Reproduce every line of the data below word for word, leaving out the pictures.

Layout annotation records:

◇ ◇ ◇ ◇ ◇

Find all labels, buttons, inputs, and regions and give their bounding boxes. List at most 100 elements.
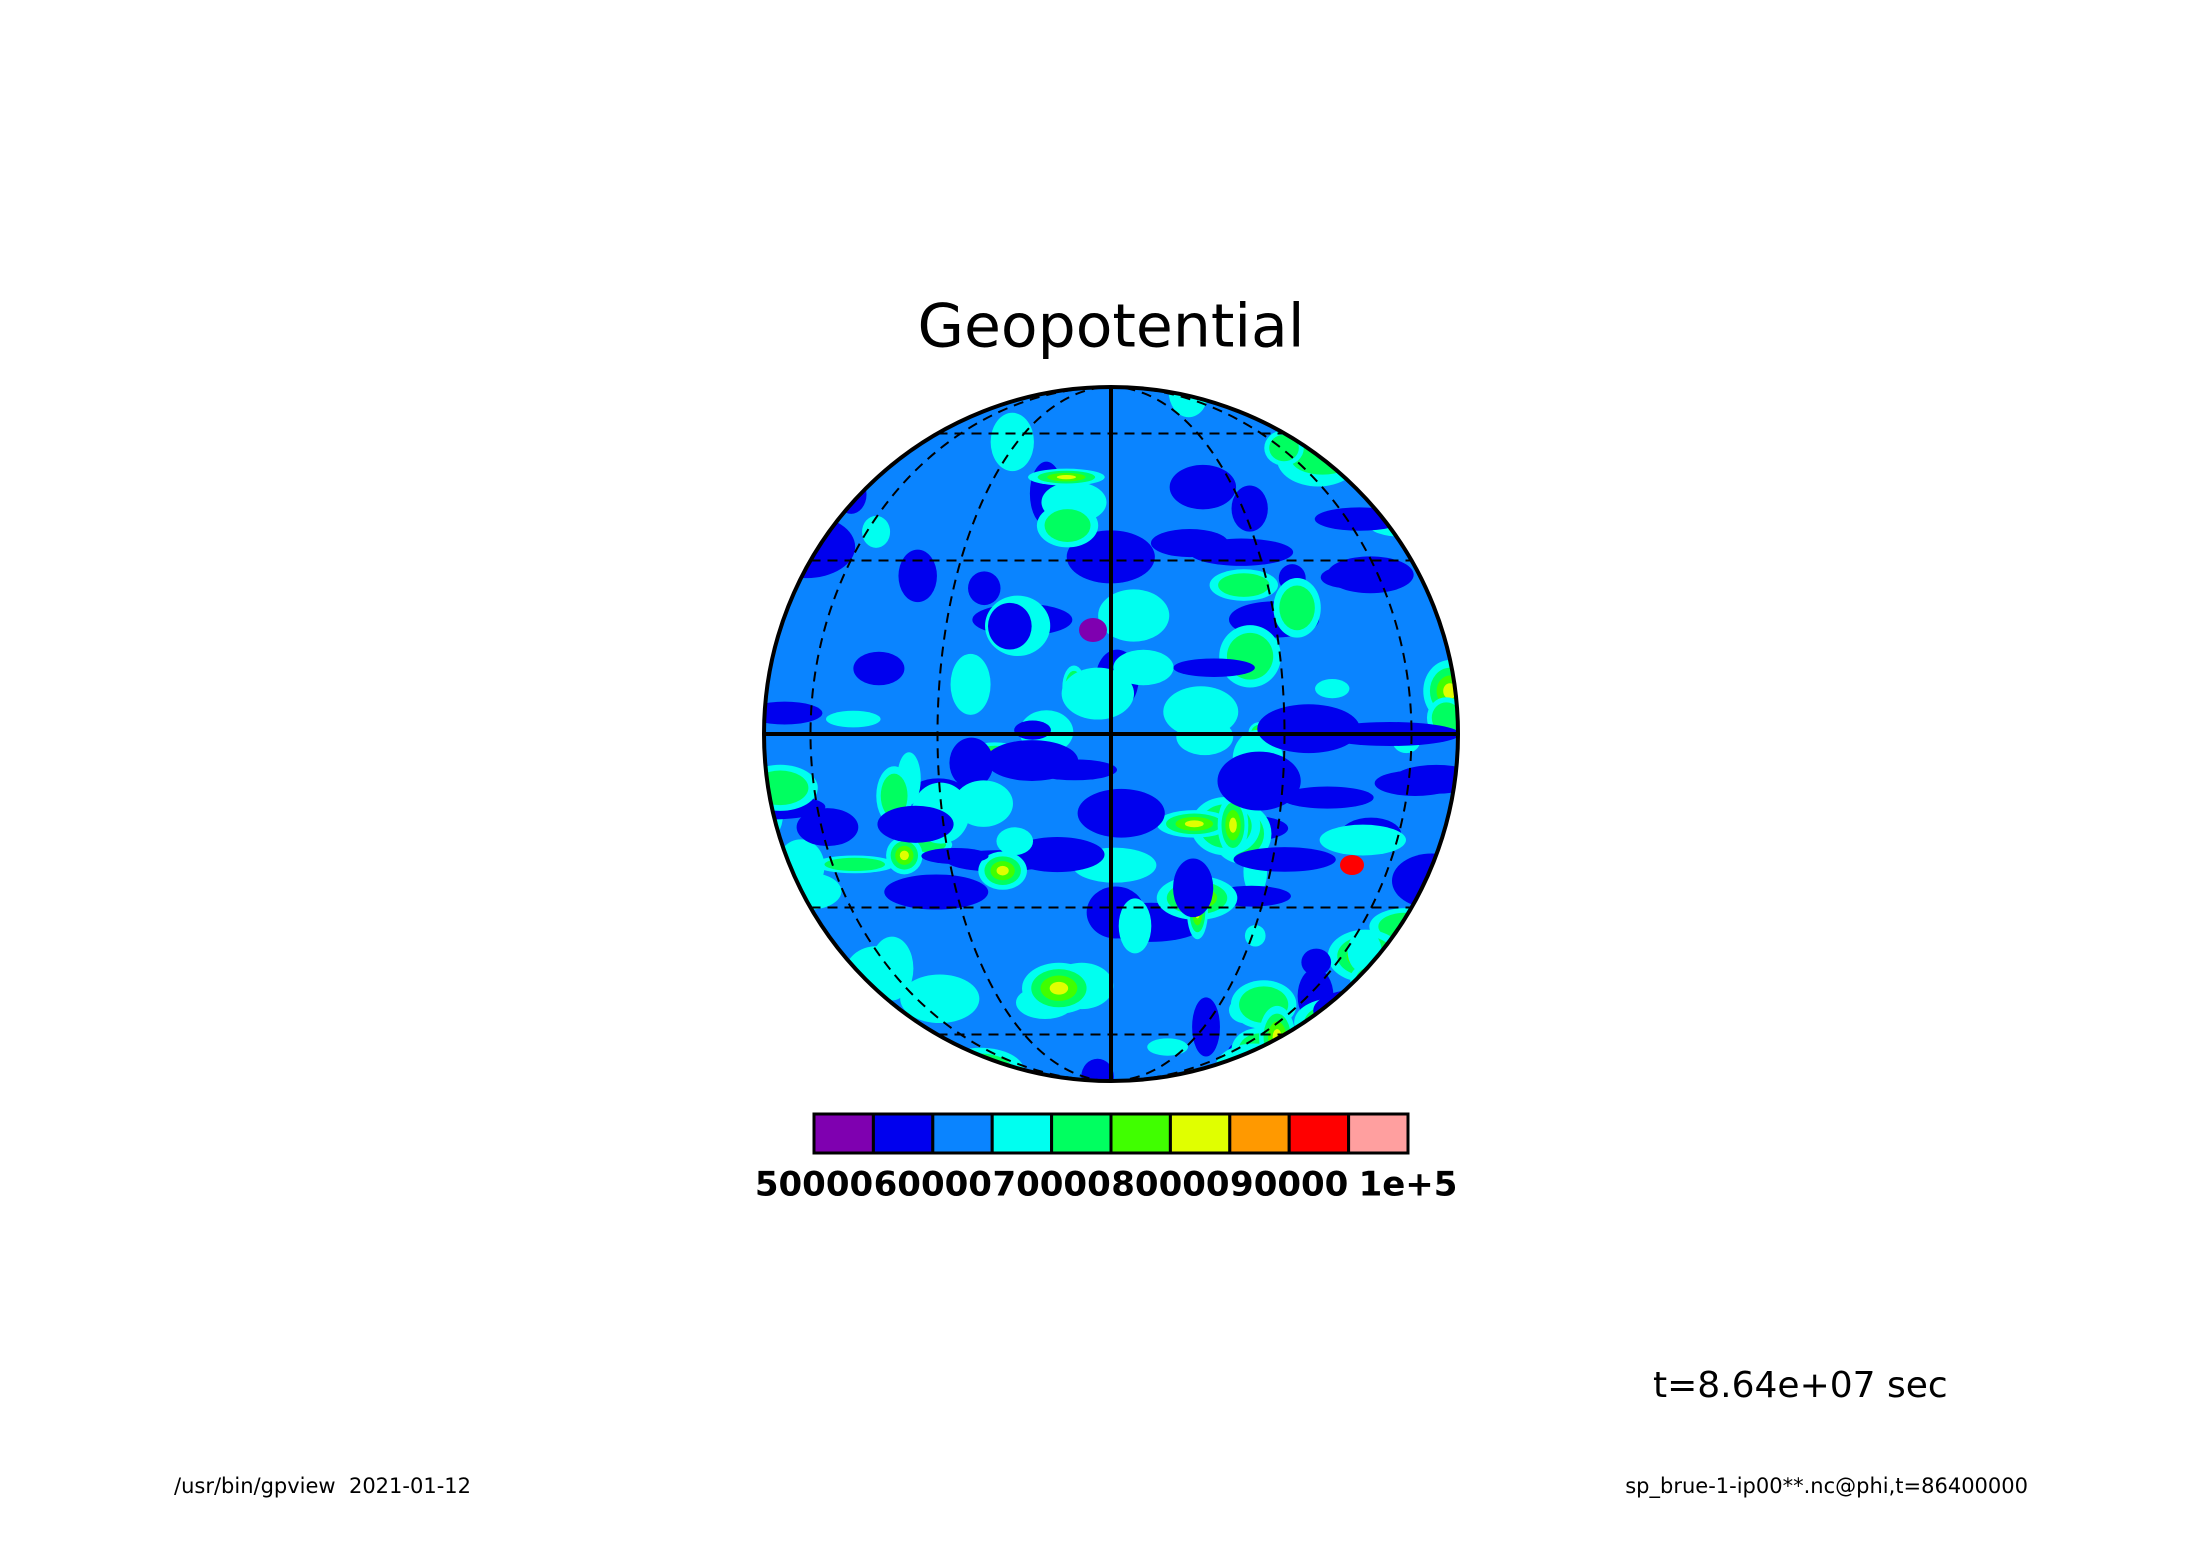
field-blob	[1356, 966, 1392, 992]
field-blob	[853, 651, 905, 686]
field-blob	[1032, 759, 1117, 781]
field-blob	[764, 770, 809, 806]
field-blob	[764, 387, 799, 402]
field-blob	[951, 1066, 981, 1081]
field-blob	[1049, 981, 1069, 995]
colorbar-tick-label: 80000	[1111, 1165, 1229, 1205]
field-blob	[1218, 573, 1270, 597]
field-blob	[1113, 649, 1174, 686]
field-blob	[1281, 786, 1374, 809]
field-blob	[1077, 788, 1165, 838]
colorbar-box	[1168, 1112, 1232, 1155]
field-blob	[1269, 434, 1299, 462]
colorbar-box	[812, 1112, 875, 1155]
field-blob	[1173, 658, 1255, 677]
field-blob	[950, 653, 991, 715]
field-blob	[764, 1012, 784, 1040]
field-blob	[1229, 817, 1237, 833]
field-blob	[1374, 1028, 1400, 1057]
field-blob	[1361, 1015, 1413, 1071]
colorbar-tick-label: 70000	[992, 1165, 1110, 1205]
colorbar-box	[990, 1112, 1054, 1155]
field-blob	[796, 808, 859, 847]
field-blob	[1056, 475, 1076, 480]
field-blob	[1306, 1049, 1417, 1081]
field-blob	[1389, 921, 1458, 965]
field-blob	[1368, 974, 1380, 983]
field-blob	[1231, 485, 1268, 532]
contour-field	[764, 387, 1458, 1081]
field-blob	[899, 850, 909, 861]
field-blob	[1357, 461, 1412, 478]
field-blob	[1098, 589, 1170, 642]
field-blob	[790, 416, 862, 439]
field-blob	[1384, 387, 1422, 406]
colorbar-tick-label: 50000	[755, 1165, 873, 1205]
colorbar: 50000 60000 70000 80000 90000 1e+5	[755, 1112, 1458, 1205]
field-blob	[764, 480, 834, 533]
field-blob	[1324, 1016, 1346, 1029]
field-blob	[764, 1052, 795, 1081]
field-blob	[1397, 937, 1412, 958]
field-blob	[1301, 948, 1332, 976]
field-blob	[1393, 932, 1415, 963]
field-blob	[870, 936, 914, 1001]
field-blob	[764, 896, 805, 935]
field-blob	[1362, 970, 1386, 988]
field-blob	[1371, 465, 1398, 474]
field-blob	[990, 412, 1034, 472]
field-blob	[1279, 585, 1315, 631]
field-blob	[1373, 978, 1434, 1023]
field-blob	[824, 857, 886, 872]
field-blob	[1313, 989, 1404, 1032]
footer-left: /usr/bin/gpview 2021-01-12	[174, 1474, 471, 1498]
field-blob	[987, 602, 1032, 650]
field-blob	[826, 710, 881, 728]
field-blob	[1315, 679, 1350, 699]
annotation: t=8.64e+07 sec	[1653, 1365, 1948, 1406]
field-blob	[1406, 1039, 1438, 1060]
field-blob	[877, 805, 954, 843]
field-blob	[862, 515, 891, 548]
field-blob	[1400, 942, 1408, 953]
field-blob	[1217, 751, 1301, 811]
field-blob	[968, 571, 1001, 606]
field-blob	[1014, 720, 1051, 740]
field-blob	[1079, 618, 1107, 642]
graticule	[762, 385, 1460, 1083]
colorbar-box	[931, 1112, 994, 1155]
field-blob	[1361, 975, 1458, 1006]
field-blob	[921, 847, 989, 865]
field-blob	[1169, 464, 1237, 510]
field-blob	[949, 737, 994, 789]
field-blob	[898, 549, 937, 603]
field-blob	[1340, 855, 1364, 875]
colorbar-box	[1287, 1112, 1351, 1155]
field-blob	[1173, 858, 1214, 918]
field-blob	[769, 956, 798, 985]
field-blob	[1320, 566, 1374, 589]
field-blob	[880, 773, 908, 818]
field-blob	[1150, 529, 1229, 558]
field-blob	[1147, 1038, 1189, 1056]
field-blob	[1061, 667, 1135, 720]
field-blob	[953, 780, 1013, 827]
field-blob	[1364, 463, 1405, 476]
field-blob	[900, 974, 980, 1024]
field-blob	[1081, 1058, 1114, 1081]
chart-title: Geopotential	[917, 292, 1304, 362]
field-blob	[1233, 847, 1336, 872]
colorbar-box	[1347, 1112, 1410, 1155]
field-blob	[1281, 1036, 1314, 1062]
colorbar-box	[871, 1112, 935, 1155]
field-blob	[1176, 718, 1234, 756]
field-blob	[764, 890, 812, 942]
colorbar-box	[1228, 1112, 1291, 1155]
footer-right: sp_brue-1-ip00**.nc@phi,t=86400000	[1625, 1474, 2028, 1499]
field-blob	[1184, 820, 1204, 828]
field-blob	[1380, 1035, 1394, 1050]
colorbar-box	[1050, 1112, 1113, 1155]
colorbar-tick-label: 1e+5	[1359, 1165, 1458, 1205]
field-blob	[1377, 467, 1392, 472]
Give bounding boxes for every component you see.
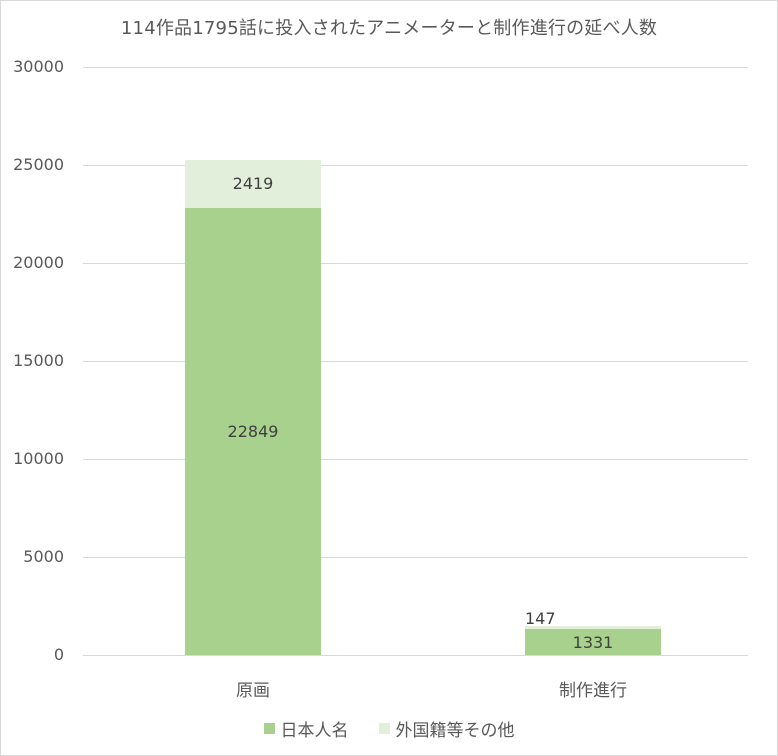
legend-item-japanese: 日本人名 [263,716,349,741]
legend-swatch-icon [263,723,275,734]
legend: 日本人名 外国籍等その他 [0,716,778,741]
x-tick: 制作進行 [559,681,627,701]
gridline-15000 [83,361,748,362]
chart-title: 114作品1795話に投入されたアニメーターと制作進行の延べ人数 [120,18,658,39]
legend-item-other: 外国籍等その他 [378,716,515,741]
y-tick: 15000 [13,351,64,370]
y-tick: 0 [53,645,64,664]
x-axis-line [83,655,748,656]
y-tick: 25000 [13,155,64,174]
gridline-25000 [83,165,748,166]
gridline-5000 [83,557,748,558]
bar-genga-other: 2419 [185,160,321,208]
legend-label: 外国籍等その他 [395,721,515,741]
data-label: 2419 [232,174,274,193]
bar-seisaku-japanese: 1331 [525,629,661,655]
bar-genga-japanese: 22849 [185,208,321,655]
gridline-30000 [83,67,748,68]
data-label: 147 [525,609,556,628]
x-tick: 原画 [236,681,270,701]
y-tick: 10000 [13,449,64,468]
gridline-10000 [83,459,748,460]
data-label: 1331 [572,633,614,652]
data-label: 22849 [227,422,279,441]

◇ ◇ ◇ ◇ ◇

_The completed task:_
Find all labels, buttons, inputs, and regions and give their bounding boxes. List at most 100 elements.
field-blob	[1356, 966, 1392, 992]
field-blob	[853, 651, 905, 686]
field-blob	[1032, 759, 1117, 781]
field-blob	[764, 770, 809, 806]
field-blob	[764, 387, 799, 402]
field-blob	[951, 1066, 981, 1081]
field-blob	[1049, 981, 1069, 995]
colorbar-tick-label: 80000	[1111, 1165, 1229, 1205]
field-blob	[1218, 573, 1270, 597]
field-blob	[1113, 649, 1174, 686]
field-blob	[1281, 786, 1374, 809]
field-blob	[1077, 788, 1165, 838]
colorbar-box	[1168, 1112, 1232, 1155]
field-blob	[1269, 434, 1299, 462]
colorbar-box	[812, 1112, 875, 1155]
field-blob	[1173, 658, 1255, 677]
field-blob	[950, 653, 991, 715]
field-blob	[764, 1012, 784, 1040]
field-blob	[1229, 817, 1237, 833]
field-blob	[1374, 1028, 1400, 1057]
field-blob	[1361, 1015, 1413, 1071]
colorbar-tick-label: 70000	[992, 1165, 1110, 1205]
colorbar-box	[990, 1112, 1054, 1155]
field-blob	[796, 808, 859, 847]
field-blob	[1056, 475, 1076, 480]
field-blob	[1306, 1049, 1417, 1081]
field-blob	[1389, 921, 1458, 965]
field-blob	[1368, 974, 1380, 983]
field-blob	[1231, 485, 1268, 532]
contour-field	[764, 387, 1458, 1081]
field-blob	[899, 850, 909, 861]
field-blob	[1357, 461, 1412, 478]
field-blob	[1098, 589, 1170, 642]
field-blob	[790, 416, 862, 439]
field-blob	[1384, 387, 1422, 406]
colorbar-tick-label: 50000	[755, 1165, 873, 1205]
colorbar: 50000 60000 70000 80000 90000 1e+5	[755, 1112, 1458, 1205]
field-blob	[764, 480, 834, 533]
field-blob	[1324, 1016, 1346, 1029]
field-blob	[764, 1052, 795, 1081]
field-blob	[1397, 937, 1412, 958]
field-blob	[1301, 948, 1332, 976]
field-blob	[1393, 932, 1415, 963]
field-blob	[870, 936, 914, 1001]
field-blob	[764, 896, 805, 935]
field-blob	[1362, 970, 1386, 988]
field-blob	[1371, 465, 1398, 474]
field-blob	[990, 412, 1034, 472]
field-blob	[1279, 585, 1315, 631]
field-blob	[1373, 978, 1434, 1023]
field-blob	[824, 857, 886, 872]
field-blob	[1313, 989, 1404, 1032]
footer-left: /usr/bin/gpview 2021-01-12	[174, 1474, 471, 1498]
field-blob	[987, 602, 1032, 650]
field-blob	[826, 710, 881, 728]
field-blob	[1315, 679, 1350, 699]
annotation: t=8.64e+07 sec	[1653, 1365, 1948, 1406]
field-blob	[1406, 1039, 1438, 1060]
field-blob	[877, 805, 954, 843]
field-blob	[862, 515, 891, 548]
field-blob	[1400, 942, 1408, 953]
field-blob	[1217, 751, 1301, 811]
field-blob	[968, 571, 1001, 606]
field-blob	[1014, 720, 1051, 740]
field-blob	[1079, 618, 1107, 642]
graticule	[762, 385, 1460, 1083]
colorbar-box	[931, 1112, 994, 1155]
field-blob	[1361, 975, 1458, 1006]
field-blob	[921, 847, 989, 865]
field-blob	[1169, 464, 1237, 510]
field-blob	[949, 737, 994, 789]
field-blob	[898, 549, 937, 603]
field-blob	[1340, 855, 1364, 875]
colorbar-box	[1287, 1112, 1351, 1155]
field-blob	[1173, 858, 1214, 918]
field-blob	[769, 956, 798, 985]
field-blob	[1320, 566, 1374, 589]
field-blob	[880, 773, 908, 818]
field-blob	[1150, 529, 1229, 558]
field-blob	[1147, 1038, 1189, 1056]
field-blob	[1061, 667, 1135, 720]
field-blob	[953, 780, 1013, 827]
field-blob	[1364, 463, 1405, 476]
field-blob	[900, 974, 980, 1024]
field-blob	[1081, 1058, 1114, 1081]
chart-title: Geopotential	[917, 292, 1304, 362]
field-blob	[1233, 847, 1336, 872]
colorbar-box	[1347, 1112, 1410, 1155]
field-blob	[1281, 1036, 1314, 1062]
colorbar-box	[871, 1112, 935, 1155]
field-blob	[1176, 718, 1234, 756]
field-blob	[764, 890, 812, 942]
colorbar-box	[1228, 1112, 1291, 1155]
footer-right: sp_brue-1-ip00**.nc@phi,t=86400000	[1625, 1474, 2028, 1499]
field-blob	[1184, 820, 1204, 828]
field-blob	[1380, 1035, 1394, 1050]
colorbar-box	[1050, 1112, 1113, 1155]
colorbar-tick-label: 1e+5	[1359, 1165, 1458, 1205]
field-blob	[1377, 467, 1392, 472]
Give bounding boxes for every component you see.
legend-item-japanese: 日本人名 [263,716,349,741]
legend-swatch-icon [263,723,275,734]
legend: 日本人名 外国籍等その他 [0,716,778,741]
x-tick: 制作進行 [559,681,627,701]
gridline-15000 [83,361,748,362]
chart-title: 114作品1795話に投入されたアニメーターと制作進行の延べ人数 [120,18,658,39]
legend-item-other: 外国籍等その他 [378,716,515,741]
y-tick: 15000 [13,351,64,370]
y-tick: 0 [53,645,64,664]
x-axis-line [83,655,748,656]
y-tick: 25000 [13,155,64,174]
gridline-25000 [83,165,748,166]
gridline-5000 [83,557,748,558]
bar-genga-other: 2419 [185,160,321,208]
legend-label: 外国籍等その他 [395,721,515,741]
data-label: 2419 [232,174,274,193]
bar-seisaku-japanese: 1331 [525,629,661,655]
bar-genga-japanese: 22849 [185,208,321,655]
gridline-30000 [83,67,748,68]
data-label: 147 [525,609,556,628]
x-tick: 原画 [236,681,270,701]
y-tick: 10000 [13,449,64,468]
gridline-10000 [83,459,748,460]
data-label: 1331 [572,633,614,652]
data-label: 22849 [227,422,279,441]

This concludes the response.